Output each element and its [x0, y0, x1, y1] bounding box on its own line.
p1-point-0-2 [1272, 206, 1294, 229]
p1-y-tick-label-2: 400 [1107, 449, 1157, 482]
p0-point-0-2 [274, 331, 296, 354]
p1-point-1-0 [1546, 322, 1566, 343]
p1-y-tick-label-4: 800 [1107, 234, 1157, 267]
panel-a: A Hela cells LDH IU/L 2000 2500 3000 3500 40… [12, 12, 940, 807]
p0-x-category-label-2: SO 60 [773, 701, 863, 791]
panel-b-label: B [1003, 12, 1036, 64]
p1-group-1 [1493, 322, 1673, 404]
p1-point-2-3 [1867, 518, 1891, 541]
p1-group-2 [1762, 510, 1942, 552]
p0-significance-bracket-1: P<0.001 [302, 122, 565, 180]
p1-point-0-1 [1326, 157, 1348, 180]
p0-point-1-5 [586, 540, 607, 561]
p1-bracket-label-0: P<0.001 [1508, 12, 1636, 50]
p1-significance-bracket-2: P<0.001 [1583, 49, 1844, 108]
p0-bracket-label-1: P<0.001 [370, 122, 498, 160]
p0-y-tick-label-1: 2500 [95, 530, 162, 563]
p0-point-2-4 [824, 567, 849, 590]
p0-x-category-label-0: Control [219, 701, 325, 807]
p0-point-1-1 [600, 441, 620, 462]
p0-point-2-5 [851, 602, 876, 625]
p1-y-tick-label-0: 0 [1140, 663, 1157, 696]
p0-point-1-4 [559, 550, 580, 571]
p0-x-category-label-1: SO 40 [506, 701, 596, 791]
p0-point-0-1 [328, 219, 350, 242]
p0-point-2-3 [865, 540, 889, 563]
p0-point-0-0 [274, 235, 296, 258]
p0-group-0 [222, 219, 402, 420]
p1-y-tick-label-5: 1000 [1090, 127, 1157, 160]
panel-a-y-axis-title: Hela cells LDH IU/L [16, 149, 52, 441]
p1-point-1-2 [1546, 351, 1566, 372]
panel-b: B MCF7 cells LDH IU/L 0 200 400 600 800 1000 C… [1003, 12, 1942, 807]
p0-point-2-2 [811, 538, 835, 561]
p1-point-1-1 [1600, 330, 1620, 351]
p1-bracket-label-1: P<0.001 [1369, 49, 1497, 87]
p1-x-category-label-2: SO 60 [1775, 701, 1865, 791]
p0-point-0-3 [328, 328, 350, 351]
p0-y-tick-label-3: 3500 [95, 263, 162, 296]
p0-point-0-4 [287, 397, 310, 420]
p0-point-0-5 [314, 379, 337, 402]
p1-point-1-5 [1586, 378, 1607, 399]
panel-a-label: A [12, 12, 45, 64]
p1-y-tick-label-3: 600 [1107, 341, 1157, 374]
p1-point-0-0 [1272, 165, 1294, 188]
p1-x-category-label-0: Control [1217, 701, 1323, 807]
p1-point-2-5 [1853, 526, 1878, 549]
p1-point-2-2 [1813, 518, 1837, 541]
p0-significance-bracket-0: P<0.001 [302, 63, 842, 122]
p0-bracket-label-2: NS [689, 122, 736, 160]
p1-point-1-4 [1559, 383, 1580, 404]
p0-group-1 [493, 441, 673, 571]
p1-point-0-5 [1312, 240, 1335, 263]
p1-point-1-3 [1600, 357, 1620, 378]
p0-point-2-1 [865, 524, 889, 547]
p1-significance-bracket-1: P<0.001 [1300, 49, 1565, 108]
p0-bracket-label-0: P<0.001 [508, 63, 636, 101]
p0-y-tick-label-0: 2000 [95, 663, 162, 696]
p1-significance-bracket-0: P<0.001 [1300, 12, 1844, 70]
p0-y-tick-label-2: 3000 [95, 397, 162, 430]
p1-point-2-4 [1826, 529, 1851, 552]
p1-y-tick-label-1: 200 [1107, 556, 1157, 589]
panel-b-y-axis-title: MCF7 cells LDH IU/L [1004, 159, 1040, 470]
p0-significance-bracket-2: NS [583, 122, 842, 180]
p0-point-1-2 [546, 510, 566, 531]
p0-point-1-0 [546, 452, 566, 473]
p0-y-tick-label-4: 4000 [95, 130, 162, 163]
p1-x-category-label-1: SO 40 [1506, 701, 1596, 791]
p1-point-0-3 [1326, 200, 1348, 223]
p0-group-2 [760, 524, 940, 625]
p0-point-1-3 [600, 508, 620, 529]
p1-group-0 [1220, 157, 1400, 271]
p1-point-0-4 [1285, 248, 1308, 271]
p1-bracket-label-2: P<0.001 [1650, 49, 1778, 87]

——

Checking the data above line by line, please work out how many lines include "Hela", and reply with the number only.

2